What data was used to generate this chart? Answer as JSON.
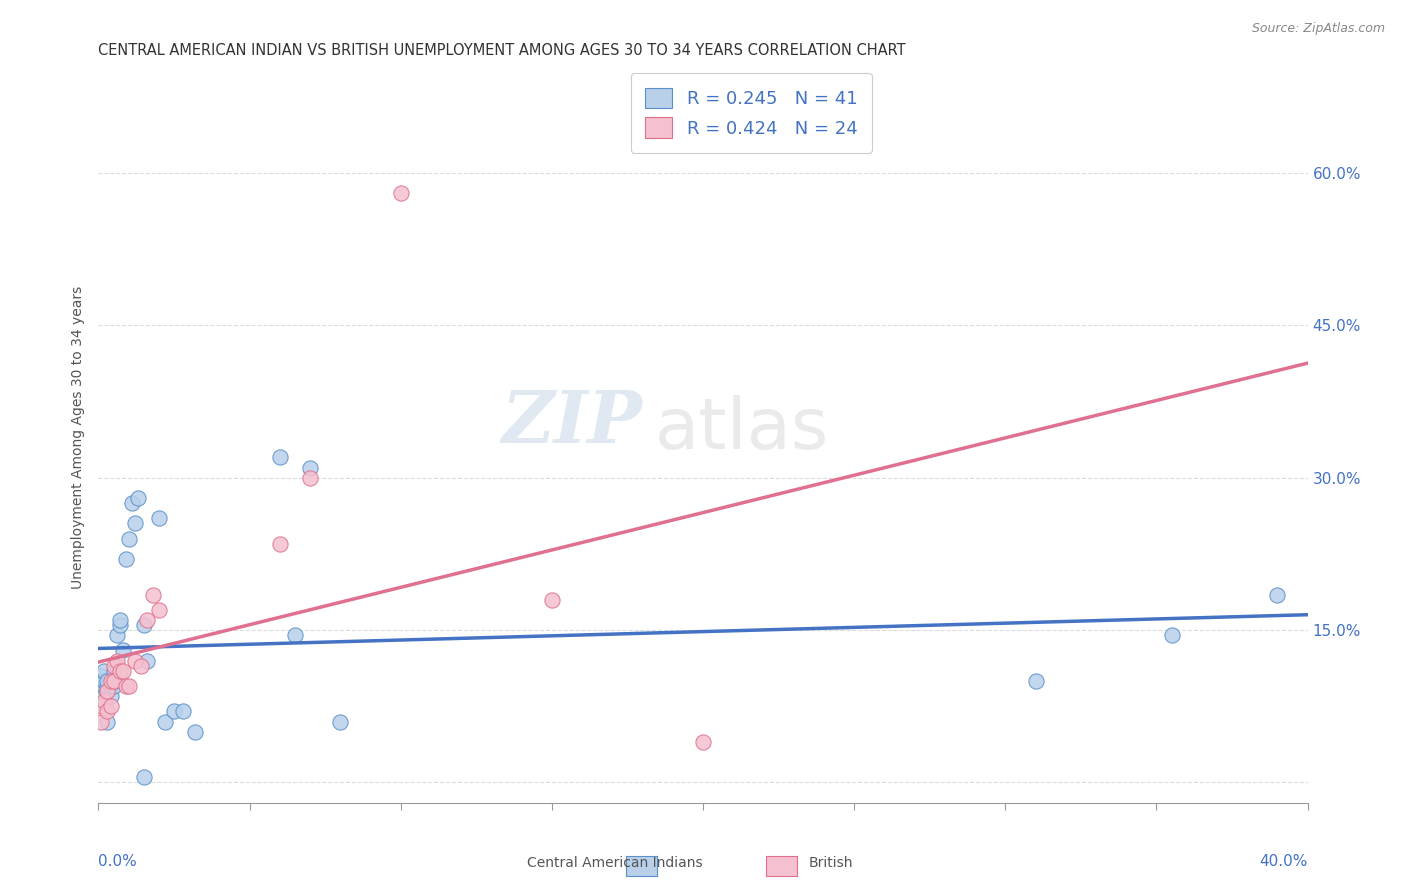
{
  "title": "CENTRAL AMERICAN INDIAN VS BRITISH UNEMPLOYMENT AMONG AGES 30 TO 34 YEARS CORRELATION CHART",
  "source": "Source: ZipAtlas.com",
  "ylabel": "Unemployment Among Ages 30 to 34 years",
  "legend_label1": "Central American Indians",
  "legend_label2": "British",
  "r1": 0.245,
  "n1": 41,
  "r2": 0.424,
  "n2": 24,
  "color_blue_fill": "#b8d0ea",
  "color_blue_edge": "#5b8fc9",
  "color_pink_fill": "#f5c0cf",
  "color_pink_edge": "#e0708a",
  "color_blue_line": "#4472C4",
  "color_pink_line": "#e07090",
  "color_raxis": "#4472C4",
  "xlim": [
    0.0,
    0.4
  ],
  "ylim": [
    -0.02,
    0.7
  ],
  "yticks": [
    0.0,
    0.15,
    0.3,
    0.45,
    0.6
  ],
  "ytick_labels": [
    "",
    "15.0%",
    "30.0%",
    "45.0%",
    "60.0%"
  ],
  "blue_x": [
    0.001,
    0.001,
    0.001,
    0.002,
    0.002,
    0.002,
    0.002,
    0.003,
    0.003,
    0.003,
    0.003,
    0.004,
    0.004,
    0.005,
    0.005,
    0.005,
    0.006,
    0.006,
    0.007,
    0.007,
    0.008,
    0.009,
    0.01,
    0.011,
    0.012,
    0.013,
    0.015,
    0.016,
    0.02,
    0.022,
    0.025,
    0.028,
    0.032,
    0.06,
    0.065,
    0.07,
    0.08,
    0.015,
    0.31,
    0.355,
    0.39
  ],
  "blue_y": [
    0.09,
    0.1,
    0.105,
    0.085,
    0.095,
    0.1,
    0.11,
    0.09,
    0.095,
    0.1,
    0.06,
    0.085,
    0.095,
    0.095,
    0.1,
    0.11,
    0.115,
    0.145,
    0.155,
    0.16,
    0.13,
    0.22,
    0.24,
    0.275,
    0.255,
    0.28,
    0.005,
    0.12,
    0.26,
    0.06,
    0.07,
    0.07,
    0.05,
    0.32,
    0.145,
    0.31,
    0.06,
    0.155,
    0.1,
    0.145,
    0.185
  ],
  "pink_x": [
    0.001,
    0.001,
    0.002,
    0.003,
    0.003,
    0.004,
    0.004,
    0.005,
    0.005,
    0.006,
    0.007,
    0.008,
    0.009,
    0.01,
    0.012,
    0.014,
    0.016,
    0.018,
    0.02,
    0.06,
    0.07,
    0.1,
    0.15,
    0.2
  ],
  "pink_y": [
    0.06,
    0.075,
    0.08,
    0.07,
    0.09,
    0.075,
    0.1,
    0.1,
    0.115,
    0.12,
    0.11,
    0.11,
    0.095,
    0.095,
    0.12,
    0.115,
    0.16,
    0.185,
    0.17,
    0.235,
    0.3,
    0.58,
    0.18,
    0.04
  ],
  "watermark_top": "ZIP",
  "watermark_bot": "atlas",
  "background_color": "#ffffff",
  "grid_color": "#cccccc"
}
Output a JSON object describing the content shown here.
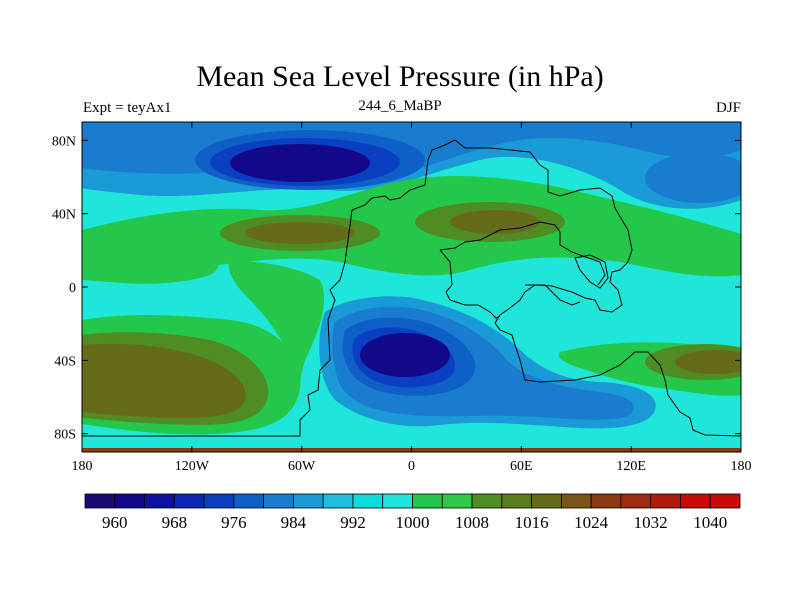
{
  "chart_data": {
    "type": "heatmap",
    "title": "Mean Sea Level Pressure (in hPa)",
    "left_label": "Expt = teyAx1",
    "center_label": "244_6_MaBP",
    "right_label": "DJF",
    "x_ticks": [
      "180",
      "120W",
      "60W",
      "0",
      "60E",
      "120E",
      "180"
    ],
    "x_tick_values": [
      -180,
      -120,
      -60,
      0,
      60,
      120,
      180
    ],
    "y_ticks": [
      "80N",
      "40N",
      "0",
      "40S",
      "80S"
    ],
    "y_tick_values": [
      80,
      40,
      0,
      -40,
      -80
    ],
    "xlim": [
      -180,
      180
    ],
    "ylim": [
      -90,
      90
    ],
    "colorbar": {
      "levels": [
        960,
        964,
        968,
        972,
        976,
        980,
        984,
        988,
        992,
        996,
        1000,
        1004,
        1008,
        1012,
        1016,
        1020,
        1024,
        1028,
        1032,
        1036,
        1040
      ],
      "labels": [
        "960",
        "968",
        "976",
        "984",
        "992",
        "1000",
        "1008",
        "1016",
        "1024",
        "1032",
        "1040"
      ],
      "label_values": [
        960,
        968,
        976,
        984,
        992,
        1000,
        1008,
        1016,
        1024,
        1032,
        1040
      ],
      "colors": [
        "#1a0a75",
        "#120a8a",
        "#0d13a0",
        "#0d26b5",
        "#0a3fc2",
        "#0f5fc8",
        "#1a7ccf",
        "#1a9ad6",
        "#1fbde0",
        "#0ddcdc",
        "#1fe6d8",
        "#23c84a",
        "#2ec946",
        "#4f8c23",
        "#5a7d1e",
        "#666b19",
        "#7a5514",
        "#8c3a12",
        "#a02a14",
        "#b3180f",
        "#c80a0a",
        "#c80a0a"
      ]
    },
    "fields": {
      "background_hpa": 1000,
      "land_outline": "coastline"
    }
  }
}
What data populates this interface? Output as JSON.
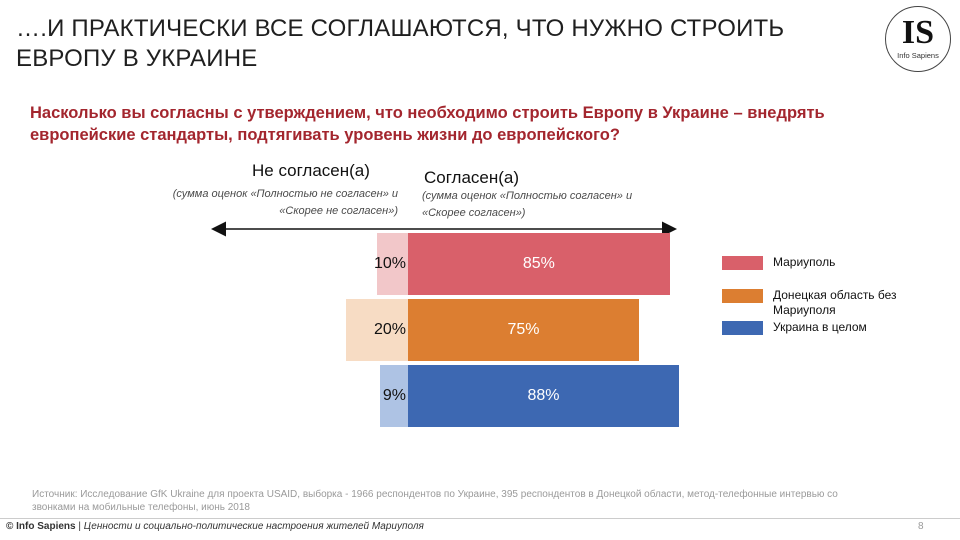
{
  "header": {
    "title": "….И ПРАКТИЧЕСКИ ВСЕ СОГЛАШАЮТСЯ, ЧТО НУЖНО СТРОИТЬ ЕВРОПУ В УКРАИНЕ",
    "logo_letters": "IS",
    "logo_sub": "Info Sapiens"
  },
  "question": "Насколько вы согласны с утверждением, что необходимо строить Европу в Украине – внедрять европейские стандарты, подтягивать уровень жизни до европейского?",
  "left_label": "Не согласен(а)",
  "left_note": "(сумма оценок «Полностью не согласен» и «Скорее не согласен»)",
  "right_label": "Согласен(а)",
  "right_note": "(сумма оценок «Полностью согласен» и «Скорее согласен»)",
  "chart_data": {
    "type": "bar",
    "orientation": "horizontal-diverging",
    "categories": [
      "Мариуполь",
      "Донецкая область без Мариуполя",
      "Украина в целом"
    ],
    "series": [
      {
        "name": "Не согласен(а)",
        "values": [
          10,
          20,
          9
        ],
        "labels": [
          "10%",
          "20%",
          "9%"
        ]
      },
      {
        "name": "Согласен(а)",
        "values": [
          85,
          75,
          88
        ],
        "labels": [
          "85%",
          "75%",
          "88%"
        ]
      }
    ],
    "colors": {
      "agree": [
        "#d9606a",
        "#dc7e31",
        "#3d68b2"
      ],
      "disagree": [
        "#f2c7c9",
        "#f7dcc4",
        "#aec3e4"
      ]
    },
    "legend": [
      {
        "label": "Мариуполь",
        "color": "#d9606a"
      },
      {
        "label": "Донецкая область без Мариуполя",
        "color": "#dc7e31"
      },
      {
        "label": "Украина в целом",
        "color": "#3d68b2"
      }
    ],
    "legend_position": "right",
    "grid": false
  },
  "source": "Источник: Исследование GfK Ukraine для проекта USAID, выборка - 1966 респондентов по Украине,  395 респондентов в Донецкой области, метод-телефонные интервью со звонками на мобильные телефоны, июнь 2018",
  "footer": {
    "brand": "© Info Sapiens",
    "separator": " | ",
    "report": "Ценности и социально-политические настроения жителей Мариуполя",
    "page": "8"
  }
}
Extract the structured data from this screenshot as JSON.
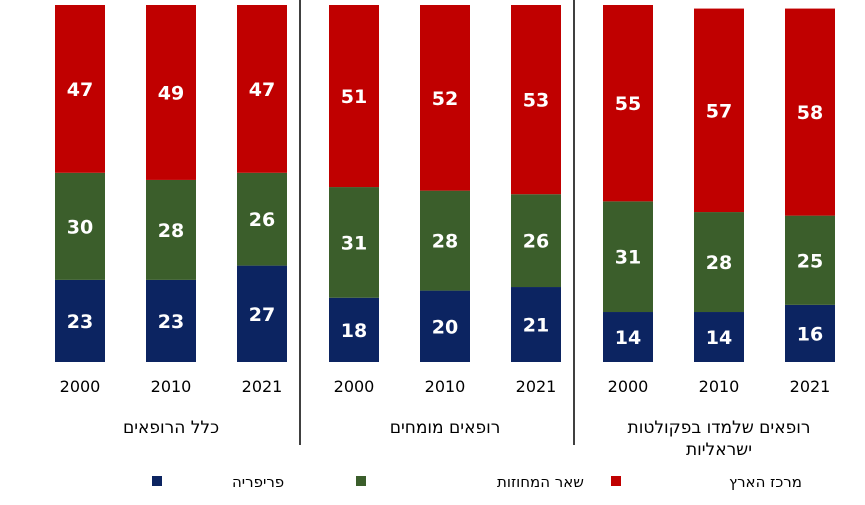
{
  "colors": {
    "periphery": "#0c2461",
    "other": "#3b5e2b",
    "center": "#c00000",
    "divider": "#000000"
  },
  "chart_data": {
    "type": "bar",
    "stacked": true,
    "ylim": [
      0,
      100
    ],
    "categories": [
      "2000",
      "2010",
      "2021"
    ],
    "groups": [
      {
        "label": "כלל הרופאים",
        "series": [
          {
            "name": "פריפריה",
            "values": [
              23,
              23,
              27
            ]
          },
          {
            "name": "שאר המחוזות",
            "values": [
              30,
              28,
              26
            ]
          },
          {
            "name": "מרכז הארץ",
            "values": [
              47,
              49,
              47
            ]
          }
        ]
      },
      {
        "label": "רופאים מומחים",
        "series": [
          {
            "name": "פריפריה",
            "values": [
              18,
              20,
              21
            ]
          },
          {
            "name": "שאר המחוזות",
            "values": [
              31,
              28,
              26
            ]
          },
          {
            "name": "מרכז הארץ",
            "values": [
              51,
              52,
              53
            ]
          }
        ]
      },
      {
        "label": "רופאים שלמדו בפקולטות ישראליות",
        "label_lines": [
          "רופאים שלמדו בפקולטות",
          "ישראליות"
        ],
        "series": [
          {
            "name": "פריפריה",
            "values": [
              14,
              14,
              16
            ]
          },
          {
            "name": "שאר המחוזות",
            "values": [
              31,
              28,
              25
            ]
          },
          {
            "name": "מרכז הארץ",
            "values": [
              55,
              57,
              58
            ]
          }
        ]
      }
    ],
    "legend": {
      "placement": "bottom",
      "entries": [
        "פריפריה",
        "שאר המחוזות",
        "מרכז הארץ"
      ]
    }
  }
}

**Exercise goal**
Search the data above for the string "this" and return every line that has it.

**Task solution**
What data was used to generate this chart? Answer as JSON.
What data populates this interface? Output as JSON.
Extract the structured data from this screenshot as JSON.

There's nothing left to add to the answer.